─── Records for processing ───
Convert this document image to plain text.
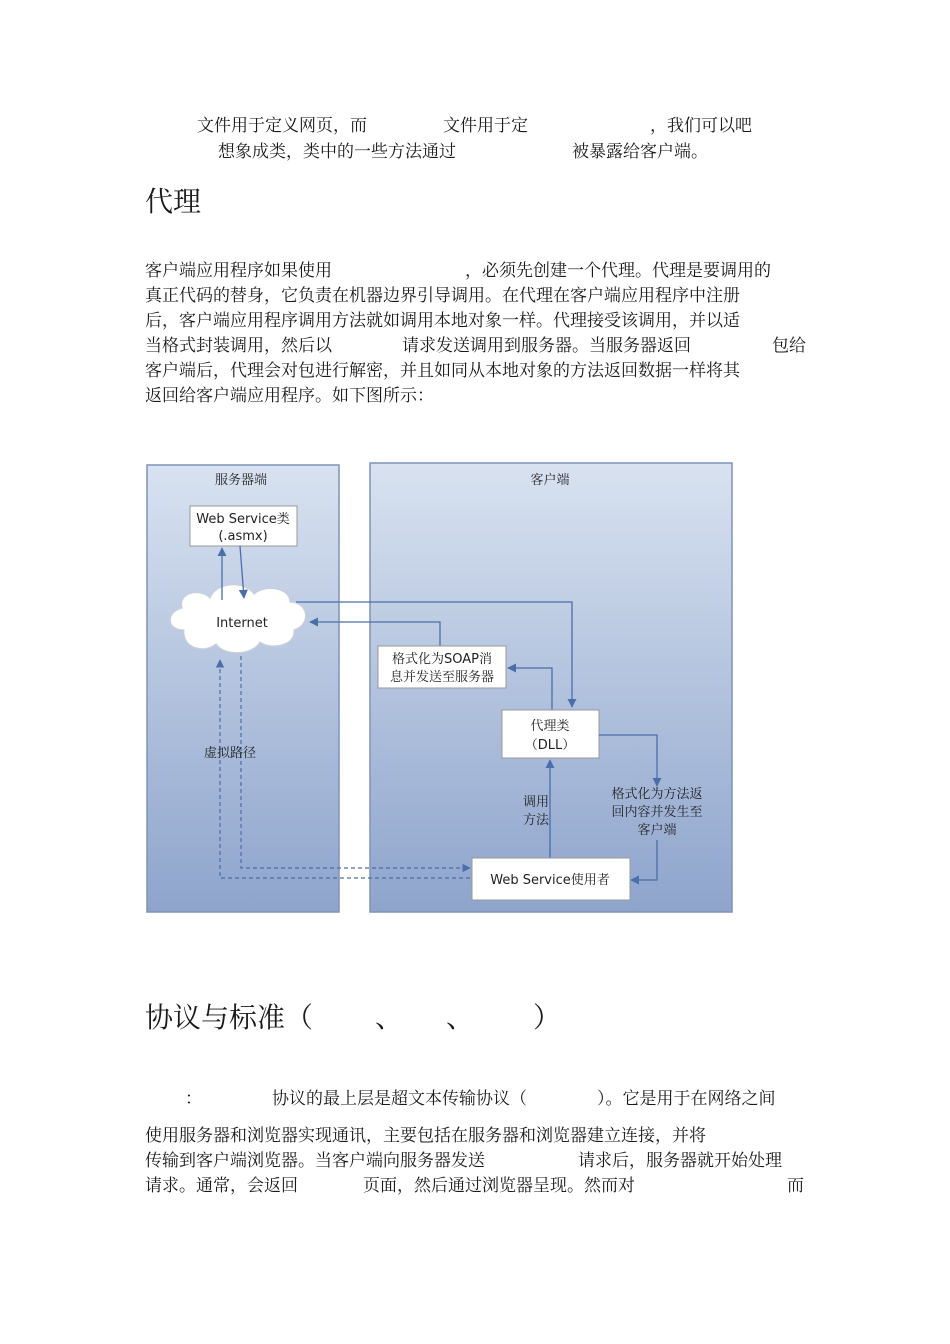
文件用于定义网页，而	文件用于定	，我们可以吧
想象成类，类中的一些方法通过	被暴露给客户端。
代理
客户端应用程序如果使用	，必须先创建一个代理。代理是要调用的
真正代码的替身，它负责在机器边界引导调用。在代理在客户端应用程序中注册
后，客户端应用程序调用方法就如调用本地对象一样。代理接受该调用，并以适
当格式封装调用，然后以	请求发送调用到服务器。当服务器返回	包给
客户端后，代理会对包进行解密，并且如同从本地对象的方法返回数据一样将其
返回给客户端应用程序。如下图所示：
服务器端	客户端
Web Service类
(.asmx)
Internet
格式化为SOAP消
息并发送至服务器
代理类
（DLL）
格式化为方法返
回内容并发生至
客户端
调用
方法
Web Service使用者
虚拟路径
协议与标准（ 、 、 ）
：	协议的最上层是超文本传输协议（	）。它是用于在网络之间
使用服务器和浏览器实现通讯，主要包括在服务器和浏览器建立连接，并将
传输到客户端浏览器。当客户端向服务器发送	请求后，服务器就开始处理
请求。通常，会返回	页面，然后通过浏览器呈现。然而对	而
───
─── Records for processing ───
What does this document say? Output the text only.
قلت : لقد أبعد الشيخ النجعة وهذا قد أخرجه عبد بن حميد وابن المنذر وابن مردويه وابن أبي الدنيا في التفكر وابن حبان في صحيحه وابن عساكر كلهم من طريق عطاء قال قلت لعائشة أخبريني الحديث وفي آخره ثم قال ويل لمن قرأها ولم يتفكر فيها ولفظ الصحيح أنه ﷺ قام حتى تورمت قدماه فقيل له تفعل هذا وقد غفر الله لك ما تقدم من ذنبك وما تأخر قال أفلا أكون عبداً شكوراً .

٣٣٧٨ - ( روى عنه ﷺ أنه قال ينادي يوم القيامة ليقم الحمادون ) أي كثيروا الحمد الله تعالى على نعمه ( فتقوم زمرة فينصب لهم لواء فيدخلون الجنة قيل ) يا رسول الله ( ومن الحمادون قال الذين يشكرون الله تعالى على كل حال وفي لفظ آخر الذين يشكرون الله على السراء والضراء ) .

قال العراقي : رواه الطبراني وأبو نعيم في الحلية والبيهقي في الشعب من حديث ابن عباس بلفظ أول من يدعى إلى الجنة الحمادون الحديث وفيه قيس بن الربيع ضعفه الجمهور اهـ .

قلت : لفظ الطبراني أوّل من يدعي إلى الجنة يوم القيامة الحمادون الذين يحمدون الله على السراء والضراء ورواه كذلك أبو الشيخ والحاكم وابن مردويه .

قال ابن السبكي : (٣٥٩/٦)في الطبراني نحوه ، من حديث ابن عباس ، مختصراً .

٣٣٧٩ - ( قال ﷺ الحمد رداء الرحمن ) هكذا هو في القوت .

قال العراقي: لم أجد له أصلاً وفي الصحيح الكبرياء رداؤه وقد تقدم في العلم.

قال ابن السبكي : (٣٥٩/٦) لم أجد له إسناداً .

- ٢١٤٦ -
───
**Task brief**
Search the listing for the word "الذين". Copy every line in which it occurs.

**Final result**
٣٣٧٨ - ( روى عنه ﷺ أنه قال ينادي يوم القيامة ليقم الحمادون ) أي كثيروا الحمد الله تعالى على نعمه ( فتقوم زمرة فينصب لهم لواء فيدخلون الجنة قيل ) يا رسول الله ( ومن الحمادون قال الذين يشكرون الله تعالى على كل حال وفي لفظ آخر الذين يشكرون الله على السراء والضراء ) .
قلت : لفظ الطبراني أوّل من يدعي إلى الجنة يوم القيامة الحمادون الذين يحمدون الله على السراء والضراء ورواه كذلك أبو الشيخ والحاكم وابن مردويه .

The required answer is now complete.